▽

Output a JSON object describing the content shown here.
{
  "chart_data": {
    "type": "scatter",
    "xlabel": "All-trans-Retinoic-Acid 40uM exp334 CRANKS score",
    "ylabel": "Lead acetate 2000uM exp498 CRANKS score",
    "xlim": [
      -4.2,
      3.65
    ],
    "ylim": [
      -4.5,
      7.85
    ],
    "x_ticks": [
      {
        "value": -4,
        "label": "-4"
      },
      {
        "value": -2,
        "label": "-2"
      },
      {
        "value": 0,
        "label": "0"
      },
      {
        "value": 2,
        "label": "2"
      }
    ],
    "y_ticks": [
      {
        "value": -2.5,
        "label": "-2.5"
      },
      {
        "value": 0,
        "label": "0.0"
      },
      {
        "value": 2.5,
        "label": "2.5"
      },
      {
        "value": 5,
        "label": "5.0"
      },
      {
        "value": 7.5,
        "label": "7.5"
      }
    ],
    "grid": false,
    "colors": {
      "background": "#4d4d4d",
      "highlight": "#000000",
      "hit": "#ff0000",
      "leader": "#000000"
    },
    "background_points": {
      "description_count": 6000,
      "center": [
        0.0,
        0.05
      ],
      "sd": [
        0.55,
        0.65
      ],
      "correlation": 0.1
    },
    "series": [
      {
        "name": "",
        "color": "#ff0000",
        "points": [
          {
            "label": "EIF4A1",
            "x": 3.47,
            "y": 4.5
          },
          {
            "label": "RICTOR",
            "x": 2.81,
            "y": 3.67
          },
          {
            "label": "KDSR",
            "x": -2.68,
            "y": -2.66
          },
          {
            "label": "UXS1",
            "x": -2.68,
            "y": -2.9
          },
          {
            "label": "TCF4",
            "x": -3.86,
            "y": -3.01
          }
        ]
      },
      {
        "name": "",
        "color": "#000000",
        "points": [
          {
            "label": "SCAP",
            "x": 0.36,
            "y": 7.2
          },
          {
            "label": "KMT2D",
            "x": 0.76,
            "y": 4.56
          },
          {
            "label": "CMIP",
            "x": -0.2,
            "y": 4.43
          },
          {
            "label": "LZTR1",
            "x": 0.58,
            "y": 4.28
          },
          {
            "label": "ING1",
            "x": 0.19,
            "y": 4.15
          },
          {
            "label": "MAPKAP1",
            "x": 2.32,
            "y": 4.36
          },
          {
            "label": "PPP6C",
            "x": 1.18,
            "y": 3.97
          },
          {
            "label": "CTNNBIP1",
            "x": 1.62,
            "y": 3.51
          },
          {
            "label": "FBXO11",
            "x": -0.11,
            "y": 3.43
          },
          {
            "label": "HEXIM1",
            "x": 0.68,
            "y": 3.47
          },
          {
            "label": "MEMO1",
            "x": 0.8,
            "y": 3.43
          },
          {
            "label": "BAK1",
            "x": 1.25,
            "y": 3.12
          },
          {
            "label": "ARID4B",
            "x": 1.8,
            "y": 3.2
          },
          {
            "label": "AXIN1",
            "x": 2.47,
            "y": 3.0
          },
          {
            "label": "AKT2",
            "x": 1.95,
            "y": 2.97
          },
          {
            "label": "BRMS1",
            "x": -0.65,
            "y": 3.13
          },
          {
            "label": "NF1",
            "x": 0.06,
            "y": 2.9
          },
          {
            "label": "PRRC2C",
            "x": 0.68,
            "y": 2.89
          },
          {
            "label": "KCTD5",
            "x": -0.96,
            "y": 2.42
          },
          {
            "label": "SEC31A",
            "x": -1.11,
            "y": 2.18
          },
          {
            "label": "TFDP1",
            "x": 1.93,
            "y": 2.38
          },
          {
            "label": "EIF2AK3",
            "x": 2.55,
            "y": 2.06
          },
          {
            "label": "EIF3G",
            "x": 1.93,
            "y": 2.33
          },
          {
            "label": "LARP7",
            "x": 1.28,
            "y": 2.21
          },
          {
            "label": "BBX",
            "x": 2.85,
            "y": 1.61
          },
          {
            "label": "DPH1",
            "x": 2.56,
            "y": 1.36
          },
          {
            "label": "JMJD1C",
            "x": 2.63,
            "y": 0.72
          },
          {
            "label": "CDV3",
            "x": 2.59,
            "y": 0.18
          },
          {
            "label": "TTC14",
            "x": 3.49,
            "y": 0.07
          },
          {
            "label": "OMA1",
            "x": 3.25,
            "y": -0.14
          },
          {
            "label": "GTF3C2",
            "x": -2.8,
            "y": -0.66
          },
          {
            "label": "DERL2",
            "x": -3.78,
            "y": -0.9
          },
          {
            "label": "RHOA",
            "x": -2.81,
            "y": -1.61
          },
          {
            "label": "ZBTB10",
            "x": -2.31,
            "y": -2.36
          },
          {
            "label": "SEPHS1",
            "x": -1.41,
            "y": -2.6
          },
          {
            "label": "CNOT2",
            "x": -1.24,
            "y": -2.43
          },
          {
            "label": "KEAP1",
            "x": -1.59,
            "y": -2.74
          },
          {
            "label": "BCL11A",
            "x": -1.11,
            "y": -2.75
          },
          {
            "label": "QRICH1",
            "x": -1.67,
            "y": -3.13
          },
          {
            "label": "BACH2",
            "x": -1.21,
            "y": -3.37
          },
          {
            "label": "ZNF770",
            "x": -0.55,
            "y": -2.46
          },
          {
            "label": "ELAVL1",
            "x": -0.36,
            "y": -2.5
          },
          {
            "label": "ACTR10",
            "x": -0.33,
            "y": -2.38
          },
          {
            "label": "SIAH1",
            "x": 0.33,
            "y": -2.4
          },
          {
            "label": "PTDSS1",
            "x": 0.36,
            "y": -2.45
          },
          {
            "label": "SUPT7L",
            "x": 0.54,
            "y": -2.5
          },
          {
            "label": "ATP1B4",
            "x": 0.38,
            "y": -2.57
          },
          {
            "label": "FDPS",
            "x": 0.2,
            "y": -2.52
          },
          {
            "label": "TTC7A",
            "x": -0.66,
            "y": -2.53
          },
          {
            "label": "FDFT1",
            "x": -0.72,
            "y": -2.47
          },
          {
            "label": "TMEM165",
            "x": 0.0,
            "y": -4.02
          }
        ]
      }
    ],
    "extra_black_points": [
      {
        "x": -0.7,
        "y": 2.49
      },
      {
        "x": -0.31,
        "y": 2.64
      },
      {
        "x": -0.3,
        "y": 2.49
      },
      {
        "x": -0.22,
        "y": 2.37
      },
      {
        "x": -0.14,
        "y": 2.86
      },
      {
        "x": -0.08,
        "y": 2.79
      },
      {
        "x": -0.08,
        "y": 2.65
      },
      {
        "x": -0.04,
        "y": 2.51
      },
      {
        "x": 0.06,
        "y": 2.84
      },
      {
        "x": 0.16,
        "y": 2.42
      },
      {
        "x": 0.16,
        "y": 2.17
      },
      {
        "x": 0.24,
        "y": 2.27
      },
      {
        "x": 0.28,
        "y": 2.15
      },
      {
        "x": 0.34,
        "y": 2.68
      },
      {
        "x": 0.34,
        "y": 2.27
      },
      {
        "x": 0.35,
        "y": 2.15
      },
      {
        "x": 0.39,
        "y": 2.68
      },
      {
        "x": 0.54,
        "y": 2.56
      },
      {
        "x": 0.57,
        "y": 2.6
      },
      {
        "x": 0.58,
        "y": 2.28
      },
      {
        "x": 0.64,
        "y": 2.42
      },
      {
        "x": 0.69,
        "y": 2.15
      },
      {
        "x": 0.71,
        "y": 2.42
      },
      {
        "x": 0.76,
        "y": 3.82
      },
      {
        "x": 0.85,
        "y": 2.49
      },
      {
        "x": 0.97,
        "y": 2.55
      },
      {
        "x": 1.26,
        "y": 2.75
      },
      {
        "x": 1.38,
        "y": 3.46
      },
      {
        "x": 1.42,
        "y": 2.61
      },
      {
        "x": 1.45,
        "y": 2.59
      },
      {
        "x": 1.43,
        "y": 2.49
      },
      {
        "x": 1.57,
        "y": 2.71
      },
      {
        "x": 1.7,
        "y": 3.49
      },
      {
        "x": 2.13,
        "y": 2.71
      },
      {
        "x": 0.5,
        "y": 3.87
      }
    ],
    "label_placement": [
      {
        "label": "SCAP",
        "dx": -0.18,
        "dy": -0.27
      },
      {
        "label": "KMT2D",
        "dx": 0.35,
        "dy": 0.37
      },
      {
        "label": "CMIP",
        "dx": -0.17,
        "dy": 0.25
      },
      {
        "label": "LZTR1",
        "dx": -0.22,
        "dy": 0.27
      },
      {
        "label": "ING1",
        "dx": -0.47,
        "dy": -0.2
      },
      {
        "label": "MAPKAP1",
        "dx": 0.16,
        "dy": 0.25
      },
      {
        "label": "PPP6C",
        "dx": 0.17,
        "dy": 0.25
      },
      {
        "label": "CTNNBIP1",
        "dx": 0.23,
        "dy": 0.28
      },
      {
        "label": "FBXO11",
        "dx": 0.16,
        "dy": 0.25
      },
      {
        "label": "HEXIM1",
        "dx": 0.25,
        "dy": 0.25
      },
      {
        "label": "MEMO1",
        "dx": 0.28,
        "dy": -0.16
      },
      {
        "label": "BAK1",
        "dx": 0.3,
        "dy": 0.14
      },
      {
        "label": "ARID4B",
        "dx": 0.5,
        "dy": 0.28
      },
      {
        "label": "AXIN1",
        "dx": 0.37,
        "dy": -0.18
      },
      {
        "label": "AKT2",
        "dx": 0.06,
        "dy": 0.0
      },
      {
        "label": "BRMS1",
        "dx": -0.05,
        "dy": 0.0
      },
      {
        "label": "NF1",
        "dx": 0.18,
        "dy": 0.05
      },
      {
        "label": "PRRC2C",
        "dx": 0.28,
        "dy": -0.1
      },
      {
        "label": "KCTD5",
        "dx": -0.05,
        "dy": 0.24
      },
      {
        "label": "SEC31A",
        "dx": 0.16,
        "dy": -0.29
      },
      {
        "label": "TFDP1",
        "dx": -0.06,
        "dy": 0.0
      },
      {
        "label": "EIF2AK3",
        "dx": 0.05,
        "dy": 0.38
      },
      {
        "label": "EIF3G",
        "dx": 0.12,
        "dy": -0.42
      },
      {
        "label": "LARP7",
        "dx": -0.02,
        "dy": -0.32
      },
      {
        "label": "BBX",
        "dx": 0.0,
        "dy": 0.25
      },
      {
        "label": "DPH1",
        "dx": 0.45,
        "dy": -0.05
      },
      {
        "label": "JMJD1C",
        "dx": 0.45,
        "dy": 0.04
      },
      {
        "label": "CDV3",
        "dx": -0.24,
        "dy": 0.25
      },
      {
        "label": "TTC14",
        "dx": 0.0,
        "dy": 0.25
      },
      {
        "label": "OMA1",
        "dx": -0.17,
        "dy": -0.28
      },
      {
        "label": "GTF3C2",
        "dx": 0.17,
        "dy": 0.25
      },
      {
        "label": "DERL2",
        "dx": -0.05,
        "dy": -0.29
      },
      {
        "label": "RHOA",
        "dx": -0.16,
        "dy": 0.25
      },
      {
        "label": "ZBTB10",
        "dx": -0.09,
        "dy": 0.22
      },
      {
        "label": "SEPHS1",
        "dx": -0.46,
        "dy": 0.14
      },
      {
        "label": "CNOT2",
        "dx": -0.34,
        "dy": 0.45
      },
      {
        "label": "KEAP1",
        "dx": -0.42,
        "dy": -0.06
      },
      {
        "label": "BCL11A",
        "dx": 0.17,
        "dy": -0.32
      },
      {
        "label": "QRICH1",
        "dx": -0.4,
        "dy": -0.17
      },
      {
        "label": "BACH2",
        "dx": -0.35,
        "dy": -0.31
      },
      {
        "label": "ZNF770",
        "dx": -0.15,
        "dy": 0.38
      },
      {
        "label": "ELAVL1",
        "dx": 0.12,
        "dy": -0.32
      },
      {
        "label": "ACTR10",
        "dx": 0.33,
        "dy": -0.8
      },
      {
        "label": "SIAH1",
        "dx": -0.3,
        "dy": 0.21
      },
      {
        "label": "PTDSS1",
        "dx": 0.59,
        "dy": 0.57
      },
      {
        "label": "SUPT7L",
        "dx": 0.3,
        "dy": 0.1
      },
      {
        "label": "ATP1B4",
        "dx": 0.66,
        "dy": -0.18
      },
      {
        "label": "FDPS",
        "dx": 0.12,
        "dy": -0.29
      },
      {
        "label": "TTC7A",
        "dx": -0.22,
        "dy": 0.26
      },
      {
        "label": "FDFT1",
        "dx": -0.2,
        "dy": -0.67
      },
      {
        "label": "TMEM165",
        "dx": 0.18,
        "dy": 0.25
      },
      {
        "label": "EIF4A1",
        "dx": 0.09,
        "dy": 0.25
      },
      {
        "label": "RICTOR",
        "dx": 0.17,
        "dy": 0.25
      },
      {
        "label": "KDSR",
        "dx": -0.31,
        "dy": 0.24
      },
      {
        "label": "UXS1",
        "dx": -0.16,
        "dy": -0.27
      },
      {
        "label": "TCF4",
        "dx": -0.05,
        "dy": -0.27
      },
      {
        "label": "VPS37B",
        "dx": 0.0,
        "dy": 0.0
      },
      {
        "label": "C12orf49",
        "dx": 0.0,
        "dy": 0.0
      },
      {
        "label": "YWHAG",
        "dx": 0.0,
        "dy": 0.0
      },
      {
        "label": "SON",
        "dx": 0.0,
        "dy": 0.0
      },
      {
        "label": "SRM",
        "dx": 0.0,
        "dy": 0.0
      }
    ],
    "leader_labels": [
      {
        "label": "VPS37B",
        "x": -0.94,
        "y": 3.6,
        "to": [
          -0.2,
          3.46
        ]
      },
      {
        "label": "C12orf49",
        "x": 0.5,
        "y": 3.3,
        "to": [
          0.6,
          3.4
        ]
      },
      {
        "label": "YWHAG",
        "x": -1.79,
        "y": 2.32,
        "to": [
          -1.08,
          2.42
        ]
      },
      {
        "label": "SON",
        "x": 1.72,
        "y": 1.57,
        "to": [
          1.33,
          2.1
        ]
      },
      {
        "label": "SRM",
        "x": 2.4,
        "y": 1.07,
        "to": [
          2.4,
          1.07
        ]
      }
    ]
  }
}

△

### Aim
Scan the records above for the string "value", then report every line that contains it.

### Complete output
        "value": -4,
        "value": -2,
        "value": 0,
        "value": 2,
        "value": -2.5,
        "value": 0,
        "value": 2.5,
        "value": 5,
        "value": 7.5,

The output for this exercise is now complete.